Retype the lines below exactly, from the first one through the line holding "heatmap-cell [68, 220, 75, 228]", including both of those lines.

## Begin DATA FOR THIS TASK

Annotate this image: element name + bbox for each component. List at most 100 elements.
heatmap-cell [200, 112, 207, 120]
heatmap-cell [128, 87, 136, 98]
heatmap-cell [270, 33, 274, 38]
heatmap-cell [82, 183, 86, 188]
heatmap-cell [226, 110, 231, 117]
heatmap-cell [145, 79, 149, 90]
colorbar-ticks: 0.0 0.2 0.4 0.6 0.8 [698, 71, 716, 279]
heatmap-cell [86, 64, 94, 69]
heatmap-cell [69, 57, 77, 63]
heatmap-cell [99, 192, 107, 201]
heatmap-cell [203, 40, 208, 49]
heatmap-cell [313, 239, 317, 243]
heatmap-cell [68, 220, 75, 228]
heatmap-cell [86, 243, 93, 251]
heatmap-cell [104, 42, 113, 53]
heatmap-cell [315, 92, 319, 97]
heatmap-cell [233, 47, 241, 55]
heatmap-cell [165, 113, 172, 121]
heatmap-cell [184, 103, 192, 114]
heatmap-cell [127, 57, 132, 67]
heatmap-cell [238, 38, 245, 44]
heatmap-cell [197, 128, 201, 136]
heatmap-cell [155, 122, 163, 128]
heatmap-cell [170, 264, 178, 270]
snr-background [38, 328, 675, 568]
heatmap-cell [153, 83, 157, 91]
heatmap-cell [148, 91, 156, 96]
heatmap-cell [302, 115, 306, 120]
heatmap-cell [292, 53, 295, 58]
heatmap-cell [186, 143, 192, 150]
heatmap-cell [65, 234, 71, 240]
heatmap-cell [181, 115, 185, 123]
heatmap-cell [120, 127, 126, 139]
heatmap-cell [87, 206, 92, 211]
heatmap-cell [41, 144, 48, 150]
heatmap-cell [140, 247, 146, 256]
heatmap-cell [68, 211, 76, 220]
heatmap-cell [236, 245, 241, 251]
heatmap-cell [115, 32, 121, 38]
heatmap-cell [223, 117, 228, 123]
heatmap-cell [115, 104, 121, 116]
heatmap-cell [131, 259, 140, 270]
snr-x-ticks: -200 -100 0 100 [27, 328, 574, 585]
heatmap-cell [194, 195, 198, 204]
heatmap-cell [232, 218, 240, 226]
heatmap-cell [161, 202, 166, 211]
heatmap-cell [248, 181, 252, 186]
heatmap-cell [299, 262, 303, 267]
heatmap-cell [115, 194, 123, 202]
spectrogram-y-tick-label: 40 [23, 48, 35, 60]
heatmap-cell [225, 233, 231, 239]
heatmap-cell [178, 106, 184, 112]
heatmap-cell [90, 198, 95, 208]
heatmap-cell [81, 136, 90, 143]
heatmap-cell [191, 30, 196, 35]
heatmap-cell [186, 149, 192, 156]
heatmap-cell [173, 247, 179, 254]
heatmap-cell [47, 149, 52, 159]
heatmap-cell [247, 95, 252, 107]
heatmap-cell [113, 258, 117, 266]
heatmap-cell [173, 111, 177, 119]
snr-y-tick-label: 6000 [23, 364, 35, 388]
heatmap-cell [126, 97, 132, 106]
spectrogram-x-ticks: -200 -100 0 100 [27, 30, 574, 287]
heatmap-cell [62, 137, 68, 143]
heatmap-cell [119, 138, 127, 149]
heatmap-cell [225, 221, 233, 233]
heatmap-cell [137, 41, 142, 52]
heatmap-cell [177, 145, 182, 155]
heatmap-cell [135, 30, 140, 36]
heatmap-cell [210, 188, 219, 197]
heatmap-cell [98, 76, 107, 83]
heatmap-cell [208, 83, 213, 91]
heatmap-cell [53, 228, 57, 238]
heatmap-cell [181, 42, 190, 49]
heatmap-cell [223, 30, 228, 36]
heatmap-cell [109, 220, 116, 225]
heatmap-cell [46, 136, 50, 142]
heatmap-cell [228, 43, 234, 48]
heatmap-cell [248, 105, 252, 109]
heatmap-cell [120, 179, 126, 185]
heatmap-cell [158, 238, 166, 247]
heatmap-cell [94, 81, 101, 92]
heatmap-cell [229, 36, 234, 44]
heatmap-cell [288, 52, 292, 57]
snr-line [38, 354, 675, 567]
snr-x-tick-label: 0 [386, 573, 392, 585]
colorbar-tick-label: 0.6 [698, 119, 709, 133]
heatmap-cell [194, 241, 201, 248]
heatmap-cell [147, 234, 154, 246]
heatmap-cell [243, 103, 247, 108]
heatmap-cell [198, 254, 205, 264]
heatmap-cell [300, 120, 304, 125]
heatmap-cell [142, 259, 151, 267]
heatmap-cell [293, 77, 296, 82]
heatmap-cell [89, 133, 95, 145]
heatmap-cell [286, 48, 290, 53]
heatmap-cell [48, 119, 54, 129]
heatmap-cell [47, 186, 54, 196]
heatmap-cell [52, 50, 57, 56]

## End DATA FOR THIS TASK

- RESPONSE BELOW -
Annotate this image: element name + bbox for each component. List at most 100 elements.
heatmap-cell [200, 112, 207, 120]
heatmap-cell [128, 87, 136, 98]
heatmap-cell [270, 33, 274, 38]
heatmap-cell [82, 183, 86, 188]
heatmap-cell [226, 110, 231, 117]
heatmap-cell [145, 79, 149, 90]
colorbar-ticks: 0.0 0.2 0.4 0.6 0.8 [698, 71, 716, 279]
heatmap-cell [86, 64, 94, 69]
heatmap-cell [69, 57, 77, 63]
heatmap-cell [99, 192, 107, 201]
heatmap-cell [203, 40, 208, 49]
heatmap-cell [313, 239, 317, 243]
heatmap-cell [68, 220, 75, 228]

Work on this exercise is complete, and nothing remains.